---------- SUPPLIED MATERIAL

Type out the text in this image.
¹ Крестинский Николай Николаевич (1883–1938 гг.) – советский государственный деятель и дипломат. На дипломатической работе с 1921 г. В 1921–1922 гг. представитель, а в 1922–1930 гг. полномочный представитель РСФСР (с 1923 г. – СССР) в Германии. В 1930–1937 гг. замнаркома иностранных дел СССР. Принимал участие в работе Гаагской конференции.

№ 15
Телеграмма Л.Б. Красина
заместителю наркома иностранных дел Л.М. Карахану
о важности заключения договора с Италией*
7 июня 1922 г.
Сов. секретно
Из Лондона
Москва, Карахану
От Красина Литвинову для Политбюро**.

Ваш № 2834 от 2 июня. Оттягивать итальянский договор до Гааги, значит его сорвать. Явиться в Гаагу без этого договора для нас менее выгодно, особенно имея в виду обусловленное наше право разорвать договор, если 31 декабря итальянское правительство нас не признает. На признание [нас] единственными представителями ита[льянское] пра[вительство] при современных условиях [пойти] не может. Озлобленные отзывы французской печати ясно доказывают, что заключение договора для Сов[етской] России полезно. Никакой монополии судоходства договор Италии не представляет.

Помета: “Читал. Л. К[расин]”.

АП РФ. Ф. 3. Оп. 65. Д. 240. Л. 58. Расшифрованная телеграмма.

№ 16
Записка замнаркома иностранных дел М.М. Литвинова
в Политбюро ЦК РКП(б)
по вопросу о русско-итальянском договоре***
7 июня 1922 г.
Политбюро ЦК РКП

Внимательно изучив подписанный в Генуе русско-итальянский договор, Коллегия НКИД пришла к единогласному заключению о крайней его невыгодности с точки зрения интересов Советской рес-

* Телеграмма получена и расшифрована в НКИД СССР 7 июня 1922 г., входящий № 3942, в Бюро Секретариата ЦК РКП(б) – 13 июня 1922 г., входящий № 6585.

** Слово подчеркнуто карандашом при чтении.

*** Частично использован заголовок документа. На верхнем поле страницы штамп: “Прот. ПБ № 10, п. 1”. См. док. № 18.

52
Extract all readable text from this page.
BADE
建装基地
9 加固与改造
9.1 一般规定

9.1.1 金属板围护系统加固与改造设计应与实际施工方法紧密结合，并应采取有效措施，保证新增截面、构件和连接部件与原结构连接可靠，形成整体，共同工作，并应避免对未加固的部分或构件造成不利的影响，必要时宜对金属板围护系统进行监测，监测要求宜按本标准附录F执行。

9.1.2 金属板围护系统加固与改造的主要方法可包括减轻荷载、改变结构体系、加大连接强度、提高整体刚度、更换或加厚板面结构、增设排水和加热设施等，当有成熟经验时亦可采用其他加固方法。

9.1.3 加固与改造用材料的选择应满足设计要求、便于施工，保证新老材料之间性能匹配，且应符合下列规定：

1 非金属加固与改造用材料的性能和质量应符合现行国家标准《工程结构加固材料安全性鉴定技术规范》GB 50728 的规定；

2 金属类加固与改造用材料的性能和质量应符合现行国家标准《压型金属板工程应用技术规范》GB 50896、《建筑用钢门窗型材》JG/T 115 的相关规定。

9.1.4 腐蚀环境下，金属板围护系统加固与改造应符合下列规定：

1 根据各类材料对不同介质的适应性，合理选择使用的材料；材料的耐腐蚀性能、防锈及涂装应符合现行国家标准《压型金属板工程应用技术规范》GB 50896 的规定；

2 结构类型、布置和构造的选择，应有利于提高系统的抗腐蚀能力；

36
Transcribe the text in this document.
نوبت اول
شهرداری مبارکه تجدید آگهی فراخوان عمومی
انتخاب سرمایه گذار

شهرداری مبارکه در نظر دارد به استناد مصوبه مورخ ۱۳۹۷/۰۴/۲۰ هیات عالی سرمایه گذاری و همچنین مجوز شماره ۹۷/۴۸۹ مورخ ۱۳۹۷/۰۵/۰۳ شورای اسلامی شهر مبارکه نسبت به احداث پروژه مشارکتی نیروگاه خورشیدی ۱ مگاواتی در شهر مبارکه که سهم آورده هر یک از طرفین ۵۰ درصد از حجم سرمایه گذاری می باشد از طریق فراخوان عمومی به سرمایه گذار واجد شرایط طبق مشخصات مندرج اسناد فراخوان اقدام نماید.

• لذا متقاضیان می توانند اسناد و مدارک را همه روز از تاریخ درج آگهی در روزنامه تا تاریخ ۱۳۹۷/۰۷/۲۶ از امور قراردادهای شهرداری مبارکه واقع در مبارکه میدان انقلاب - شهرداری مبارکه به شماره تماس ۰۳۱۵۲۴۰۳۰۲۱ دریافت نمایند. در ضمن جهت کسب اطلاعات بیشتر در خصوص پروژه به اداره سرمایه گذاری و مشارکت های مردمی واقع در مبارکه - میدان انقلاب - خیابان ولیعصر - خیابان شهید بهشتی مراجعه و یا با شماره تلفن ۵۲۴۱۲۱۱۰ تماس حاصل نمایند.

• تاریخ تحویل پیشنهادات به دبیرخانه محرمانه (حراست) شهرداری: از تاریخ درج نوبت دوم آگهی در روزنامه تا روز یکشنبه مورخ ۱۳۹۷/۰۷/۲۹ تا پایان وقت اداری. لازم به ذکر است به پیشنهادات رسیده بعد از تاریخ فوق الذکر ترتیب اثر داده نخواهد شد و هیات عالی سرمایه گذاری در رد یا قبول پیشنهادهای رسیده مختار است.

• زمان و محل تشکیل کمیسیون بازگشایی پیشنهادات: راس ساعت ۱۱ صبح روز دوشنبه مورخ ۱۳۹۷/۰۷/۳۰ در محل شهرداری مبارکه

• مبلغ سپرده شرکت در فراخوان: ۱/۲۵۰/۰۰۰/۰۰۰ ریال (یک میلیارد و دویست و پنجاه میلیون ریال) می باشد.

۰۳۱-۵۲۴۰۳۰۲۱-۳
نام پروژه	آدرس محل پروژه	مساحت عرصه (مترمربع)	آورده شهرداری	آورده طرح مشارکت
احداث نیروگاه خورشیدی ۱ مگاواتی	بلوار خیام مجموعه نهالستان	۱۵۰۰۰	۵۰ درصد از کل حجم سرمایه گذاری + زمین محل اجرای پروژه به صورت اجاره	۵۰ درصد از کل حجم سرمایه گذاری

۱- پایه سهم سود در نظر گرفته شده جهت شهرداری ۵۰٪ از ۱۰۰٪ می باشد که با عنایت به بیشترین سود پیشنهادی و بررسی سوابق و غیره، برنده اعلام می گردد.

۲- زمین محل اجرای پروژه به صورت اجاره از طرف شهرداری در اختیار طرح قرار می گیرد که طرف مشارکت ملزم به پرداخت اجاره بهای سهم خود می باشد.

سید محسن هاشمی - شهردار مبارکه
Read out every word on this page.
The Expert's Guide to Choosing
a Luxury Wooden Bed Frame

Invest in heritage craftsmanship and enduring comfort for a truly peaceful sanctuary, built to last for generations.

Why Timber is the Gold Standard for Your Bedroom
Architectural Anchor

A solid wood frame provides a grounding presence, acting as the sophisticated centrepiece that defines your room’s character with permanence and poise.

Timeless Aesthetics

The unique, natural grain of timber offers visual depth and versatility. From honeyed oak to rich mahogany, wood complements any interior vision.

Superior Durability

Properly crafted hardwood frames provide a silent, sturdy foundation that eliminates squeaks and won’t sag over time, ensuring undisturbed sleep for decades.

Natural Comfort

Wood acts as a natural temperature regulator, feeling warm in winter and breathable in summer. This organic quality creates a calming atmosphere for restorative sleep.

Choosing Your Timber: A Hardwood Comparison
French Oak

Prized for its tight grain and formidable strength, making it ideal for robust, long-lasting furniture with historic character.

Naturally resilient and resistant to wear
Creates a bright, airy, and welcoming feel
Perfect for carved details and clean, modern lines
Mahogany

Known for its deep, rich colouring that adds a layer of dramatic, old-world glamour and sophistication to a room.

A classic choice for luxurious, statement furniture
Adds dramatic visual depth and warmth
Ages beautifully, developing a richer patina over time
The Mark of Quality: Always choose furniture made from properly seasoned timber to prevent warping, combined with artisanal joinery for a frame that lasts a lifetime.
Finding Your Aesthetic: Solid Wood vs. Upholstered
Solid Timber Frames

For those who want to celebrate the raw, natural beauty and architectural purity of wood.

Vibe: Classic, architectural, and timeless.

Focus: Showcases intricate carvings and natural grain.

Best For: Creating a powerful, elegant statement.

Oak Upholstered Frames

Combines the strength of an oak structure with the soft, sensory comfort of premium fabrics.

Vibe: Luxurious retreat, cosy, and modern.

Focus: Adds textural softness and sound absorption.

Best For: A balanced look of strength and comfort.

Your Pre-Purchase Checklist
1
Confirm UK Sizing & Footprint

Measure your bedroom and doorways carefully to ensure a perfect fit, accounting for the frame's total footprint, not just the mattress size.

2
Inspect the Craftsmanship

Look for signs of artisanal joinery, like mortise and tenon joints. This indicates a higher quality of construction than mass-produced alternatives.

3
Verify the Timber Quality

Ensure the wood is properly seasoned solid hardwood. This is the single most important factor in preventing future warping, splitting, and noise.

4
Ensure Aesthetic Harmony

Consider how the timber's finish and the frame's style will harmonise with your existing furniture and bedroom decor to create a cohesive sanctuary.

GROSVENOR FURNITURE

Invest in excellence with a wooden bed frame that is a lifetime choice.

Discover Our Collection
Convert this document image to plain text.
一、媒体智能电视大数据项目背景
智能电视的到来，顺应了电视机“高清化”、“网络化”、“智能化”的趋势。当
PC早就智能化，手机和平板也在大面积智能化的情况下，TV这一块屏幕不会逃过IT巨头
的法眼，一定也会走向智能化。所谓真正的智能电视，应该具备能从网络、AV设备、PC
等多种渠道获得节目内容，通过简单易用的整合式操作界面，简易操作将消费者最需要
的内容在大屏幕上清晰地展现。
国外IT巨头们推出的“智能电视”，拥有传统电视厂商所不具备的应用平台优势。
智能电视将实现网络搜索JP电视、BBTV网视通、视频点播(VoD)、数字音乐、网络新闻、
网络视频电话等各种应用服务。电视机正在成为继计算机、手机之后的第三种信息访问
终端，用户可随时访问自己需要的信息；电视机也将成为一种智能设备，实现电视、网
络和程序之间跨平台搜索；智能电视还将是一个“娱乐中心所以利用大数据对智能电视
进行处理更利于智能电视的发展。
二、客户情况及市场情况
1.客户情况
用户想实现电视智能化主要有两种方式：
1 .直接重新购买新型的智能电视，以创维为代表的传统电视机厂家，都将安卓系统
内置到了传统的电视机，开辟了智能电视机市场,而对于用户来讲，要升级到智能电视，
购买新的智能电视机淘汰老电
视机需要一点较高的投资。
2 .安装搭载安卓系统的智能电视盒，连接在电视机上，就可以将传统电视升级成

--------------------

SHORT TASK: Print exactly the lines from the one with "Convert this document image to plain text." through the end of the data, inclusive.

EXERCISE RESPONSE:
Convert this document image to plain text.
一、媒体智能电视大数据项目背景
智能电视的到来，顺应了电视机“高清化”、“网络化”、“智能化”的趋势。当
PC早就智能化，手机和平板也在大面积智能化的情况下，TV这一块屏幕不会逃过IT巨头
的法眼，一定也会走向智能化。所谓真正的智能电视，应该具备能从网络、AV设备、PC
等多种渠道获得节目内容，通过简单易用的整合式操作界面，简易操作将消费者最需要
的内容在大屏幕上清晰地展现。
国外IT巨头们推出的“智能电视”，拥有传统电视厂商所不具备的应用平台优势。
智能电视将实现网络搜索JP电视、BBTV网视通、视频点播(VoD)、数字音乐、网络新闻、
网络视频电话等各种应用服务。电视机正在成为继计算机、手机之后的第三种信息访问
终端，用户可随时访问自己需要的信息；电视机也将成为一种智能设备，实现电视、网
络和程序之间跨平台搜索；智能电视还将是一个“娱乐中心所以利用大数据对智能电视
进行处理更利于智能电视的发展。
二、客户情况及市场情况
1.客户情况
用户想实现电视智能化主要有两种方式：
1 .直接重新购买新型的智能电视，以创维为代表的传统电视机厂家，都将安卓系统
内置到了传统的电视机，开辟了智能电视机市场,而对于用户来讲，要升级到智能电视，
购买新的智能电视机淘汰老电
视机需要一点较高的投资。
2 .安装搭载安卓系统的智能电视盒，连接在电视机上，就可以将传统电视升级成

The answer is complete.